● **EXTRACTED DATA**:
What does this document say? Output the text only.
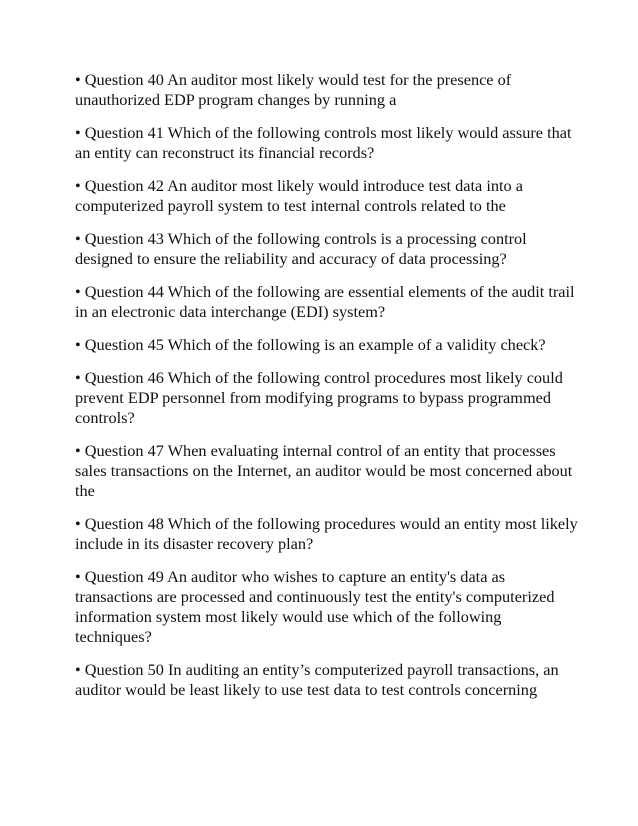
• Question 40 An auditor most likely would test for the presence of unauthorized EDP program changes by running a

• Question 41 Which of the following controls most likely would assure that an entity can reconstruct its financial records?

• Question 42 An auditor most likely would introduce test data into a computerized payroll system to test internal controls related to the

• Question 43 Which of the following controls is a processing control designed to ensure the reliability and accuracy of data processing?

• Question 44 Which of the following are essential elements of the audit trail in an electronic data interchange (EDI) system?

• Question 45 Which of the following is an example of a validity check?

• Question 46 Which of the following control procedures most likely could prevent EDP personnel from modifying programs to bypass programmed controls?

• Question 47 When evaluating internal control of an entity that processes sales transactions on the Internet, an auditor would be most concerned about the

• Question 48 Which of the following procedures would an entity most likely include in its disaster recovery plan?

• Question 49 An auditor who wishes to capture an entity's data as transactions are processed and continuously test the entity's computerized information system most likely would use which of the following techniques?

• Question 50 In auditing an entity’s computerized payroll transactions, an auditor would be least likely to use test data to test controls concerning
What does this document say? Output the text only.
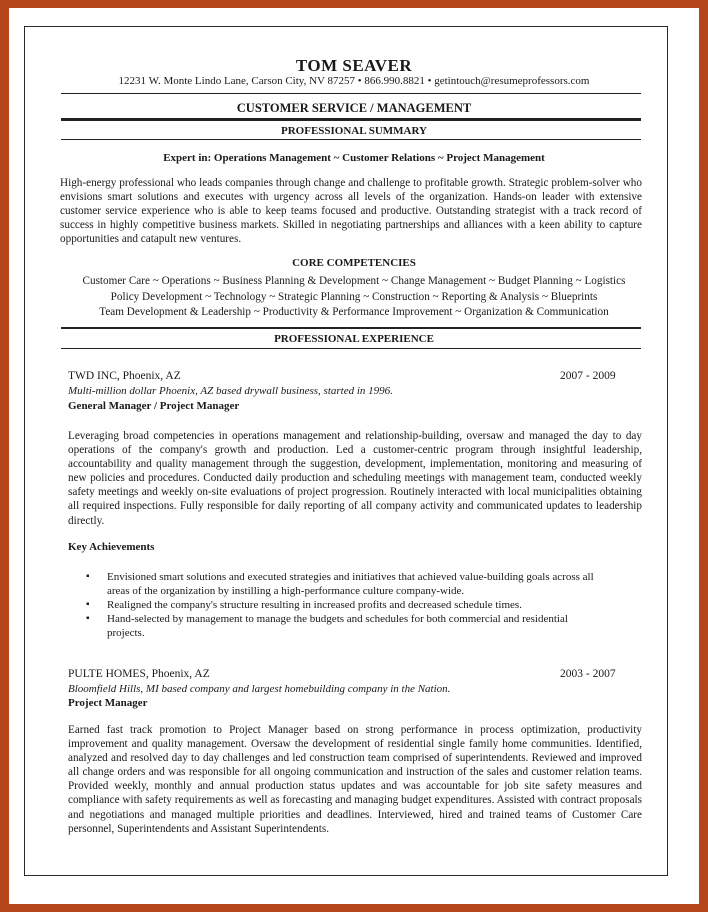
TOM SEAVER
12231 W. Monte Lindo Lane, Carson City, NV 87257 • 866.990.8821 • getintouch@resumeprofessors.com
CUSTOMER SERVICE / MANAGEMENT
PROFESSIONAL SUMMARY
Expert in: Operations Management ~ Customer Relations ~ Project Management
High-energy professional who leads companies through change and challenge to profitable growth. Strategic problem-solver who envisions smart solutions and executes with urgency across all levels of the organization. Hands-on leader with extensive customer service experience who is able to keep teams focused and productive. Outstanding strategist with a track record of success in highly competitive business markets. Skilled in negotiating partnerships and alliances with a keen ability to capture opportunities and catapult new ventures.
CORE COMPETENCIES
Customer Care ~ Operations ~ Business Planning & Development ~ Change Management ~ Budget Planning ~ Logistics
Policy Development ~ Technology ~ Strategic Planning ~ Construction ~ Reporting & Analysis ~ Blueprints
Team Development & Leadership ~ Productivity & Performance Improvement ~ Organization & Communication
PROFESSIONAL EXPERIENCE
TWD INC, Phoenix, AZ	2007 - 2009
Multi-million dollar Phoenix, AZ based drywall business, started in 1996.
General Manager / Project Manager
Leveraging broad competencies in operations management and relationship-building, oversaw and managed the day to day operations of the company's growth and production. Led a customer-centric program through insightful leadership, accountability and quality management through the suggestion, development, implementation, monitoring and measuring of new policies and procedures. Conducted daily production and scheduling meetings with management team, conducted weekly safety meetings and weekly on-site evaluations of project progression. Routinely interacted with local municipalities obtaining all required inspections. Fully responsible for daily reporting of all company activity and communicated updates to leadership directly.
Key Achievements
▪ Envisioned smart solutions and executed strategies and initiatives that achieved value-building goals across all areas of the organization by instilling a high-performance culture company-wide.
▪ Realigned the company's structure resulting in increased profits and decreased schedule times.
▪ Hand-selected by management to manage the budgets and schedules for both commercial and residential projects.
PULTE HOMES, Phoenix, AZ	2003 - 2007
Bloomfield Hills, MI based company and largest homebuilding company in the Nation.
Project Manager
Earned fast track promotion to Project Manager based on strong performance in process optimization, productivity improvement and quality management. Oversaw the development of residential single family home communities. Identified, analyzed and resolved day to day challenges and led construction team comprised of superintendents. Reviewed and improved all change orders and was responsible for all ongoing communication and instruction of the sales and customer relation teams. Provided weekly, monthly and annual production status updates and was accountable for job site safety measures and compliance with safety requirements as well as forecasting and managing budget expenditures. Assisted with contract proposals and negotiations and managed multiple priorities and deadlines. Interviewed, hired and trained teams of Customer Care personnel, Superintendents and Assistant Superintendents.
* * *
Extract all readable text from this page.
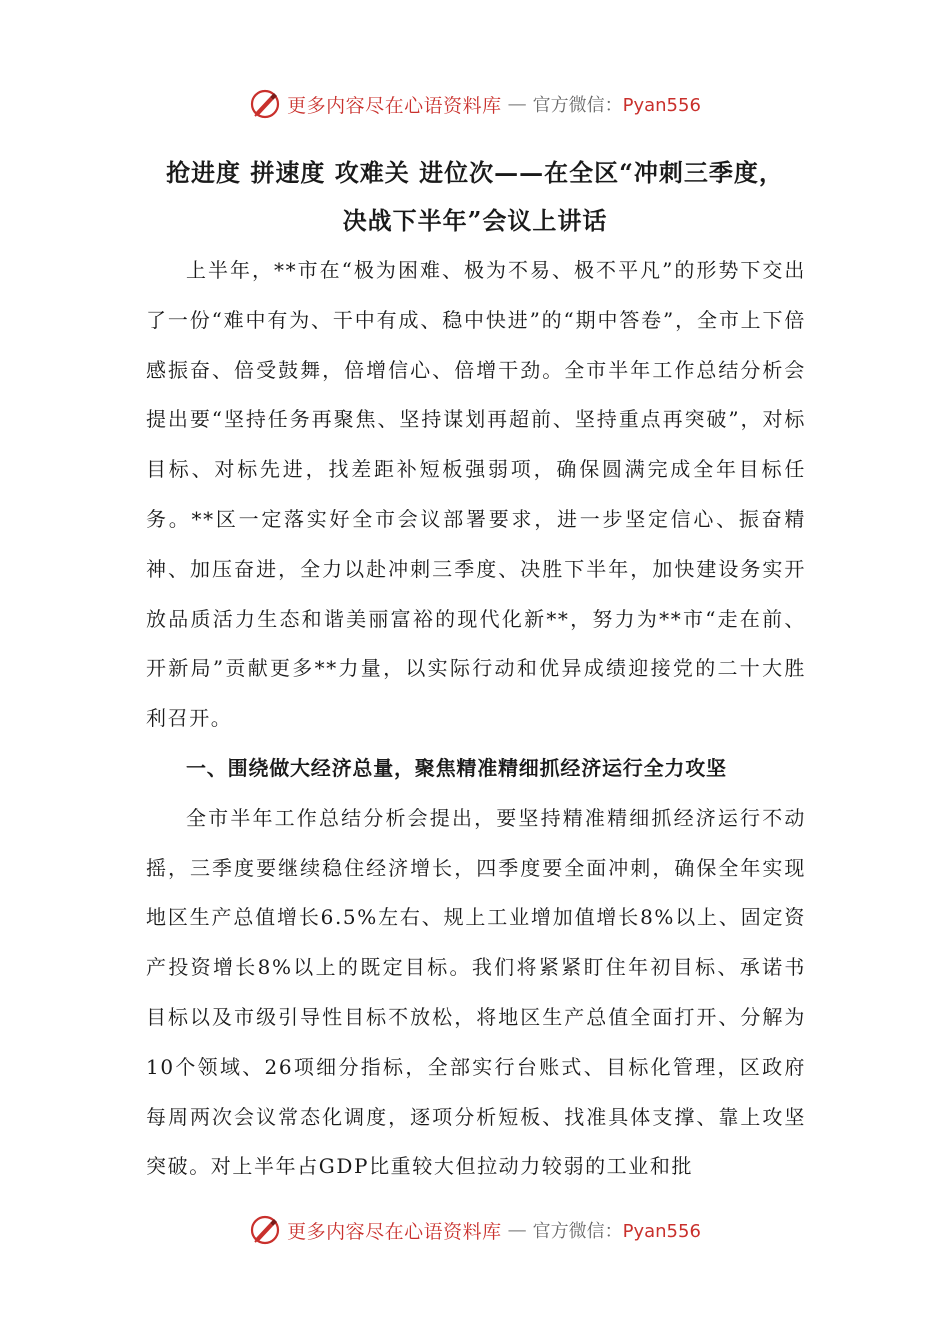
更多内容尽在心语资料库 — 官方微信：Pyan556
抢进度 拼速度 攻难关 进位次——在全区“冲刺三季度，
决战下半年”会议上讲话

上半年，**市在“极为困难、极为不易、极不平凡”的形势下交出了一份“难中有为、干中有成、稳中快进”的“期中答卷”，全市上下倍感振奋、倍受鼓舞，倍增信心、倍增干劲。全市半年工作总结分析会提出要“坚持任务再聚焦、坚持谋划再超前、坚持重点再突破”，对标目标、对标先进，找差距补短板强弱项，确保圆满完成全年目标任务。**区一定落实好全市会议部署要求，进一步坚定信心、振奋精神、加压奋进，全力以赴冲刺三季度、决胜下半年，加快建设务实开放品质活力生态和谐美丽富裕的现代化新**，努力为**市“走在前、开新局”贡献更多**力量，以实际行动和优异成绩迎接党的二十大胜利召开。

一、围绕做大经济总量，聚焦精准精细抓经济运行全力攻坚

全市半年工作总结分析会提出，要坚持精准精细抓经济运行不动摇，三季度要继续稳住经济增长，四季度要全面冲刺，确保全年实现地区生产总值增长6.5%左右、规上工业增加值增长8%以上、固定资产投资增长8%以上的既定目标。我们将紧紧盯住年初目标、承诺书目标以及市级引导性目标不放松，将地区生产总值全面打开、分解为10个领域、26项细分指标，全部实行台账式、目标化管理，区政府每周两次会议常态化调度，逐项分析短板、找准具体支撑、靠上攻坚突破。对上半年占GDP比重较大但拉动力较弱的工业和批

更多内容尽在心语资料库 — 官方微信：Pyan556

● **TASK DETAILS**: Where a line contains "computerized", copy that line.

● **RESULT OF THIS TASK**:
• Question 42 An auditor most likely would introduce test data into a computerized payroll system to test internal controls related to the
• Question 49 An auditor who wishes to capture an entity's data as transactions are processed and continuously test the entity's computerized information system most likely would use which of the following techniques?
• Question 50 In auditing an entity’s computerized payroll transactions, an auditor would be least likely to use test data to test controls concerning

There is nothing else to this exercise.